Task statement
Please reproduce the data below line for line, with every character kept the same.

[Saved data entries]
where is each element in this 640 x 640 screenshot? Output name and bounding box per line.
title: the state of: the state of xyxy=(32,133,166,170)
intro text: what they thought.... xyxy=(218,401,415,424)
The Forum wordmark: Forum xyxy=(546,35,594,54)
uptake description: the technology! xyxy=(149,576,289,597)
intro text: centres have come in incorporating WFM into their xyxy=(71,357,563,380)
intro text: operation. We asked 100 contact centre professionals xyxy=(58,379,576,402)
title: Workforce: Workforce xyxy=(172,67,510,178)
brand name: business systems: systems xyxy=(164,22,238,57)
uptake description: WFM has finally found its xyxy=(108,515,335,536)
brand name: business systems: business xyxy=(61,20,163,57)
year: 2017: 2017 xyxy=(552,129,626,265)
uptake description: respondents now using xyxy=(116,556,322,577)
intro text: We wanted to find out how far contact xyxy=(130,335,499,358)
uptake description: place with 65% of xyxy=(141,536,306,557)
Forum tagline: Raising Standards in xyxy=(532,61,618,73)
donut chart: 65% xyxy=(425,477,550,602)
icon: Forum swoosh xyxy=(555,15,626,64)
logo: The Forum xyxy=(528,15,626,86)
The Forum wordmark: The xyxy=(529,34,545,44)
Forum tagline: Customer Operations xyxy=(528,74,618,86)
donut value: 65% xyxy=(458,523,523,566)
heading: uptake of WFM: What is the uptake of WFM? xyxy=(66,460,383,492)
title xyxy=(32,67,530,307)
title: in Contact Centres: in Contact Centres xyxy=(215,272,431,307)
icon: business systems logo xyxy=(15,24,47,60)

Expected answer
where is each element in this 640 x 640 screenshot? Output name and bounding box per line.
title: the state of: the state of xyxy=(32,133,166,170)
intro text: what they thought.... xyxy=(218,401,415,424)
The Forum wordmark: Forum xyxy=(546,35,594,54)
uptake description: the technology! xyxy=(149,576,289,597)
intro text: centres have come in incorporating WFM into their xyxy=(71,357,563,380)
intro text: operation. We asked 100 contact centre professionals xyxy=(58,379,576,402)
title: Workforce: Workforce xyxy=(172,67,510,178)
brand name: business systems: systems xyxy=(164,22,238,57)
uptake description: WFM has finally found its xyxy=(108,515,335,536)
brand name: business systems: business xyxy=(61,20,163,57)
year: 2017: 2017 xyxy=(552,129,626,265)
uptake description: respondents now using xyxy=(116,556,322,577)
intro text: We wanted to find out how far contact xyxy=(130,335,499,358)
uptake description: place with 65% of xyxy=(141,536,306,557)
Forum tagline: Raising Standards in xyxy=(532,61,618,73)
donut chart: 65% xyxy=(425,477,550,602)
icon: Forum swoosh xyxy=(555,15,626,64)
logo: The Forum xyxy=(528,15,626,86)
The Forum wordmark: The xyxy=(529,34,545,44)
Forum tagline: Customer Operations xyxy=(528,74,618,86)
donut value: 65% xyxy=(458,523,523,566)
heading: uptake of WFM: What is the uptake of WFM? xyxy=(66,460,383,492)
title xyxy=(32,67,530,307)
title: in Contact Centres: in Contact Centres xyxy=(215,272,431,307)
icon: business systems logo xyxy=(15,24,47,60)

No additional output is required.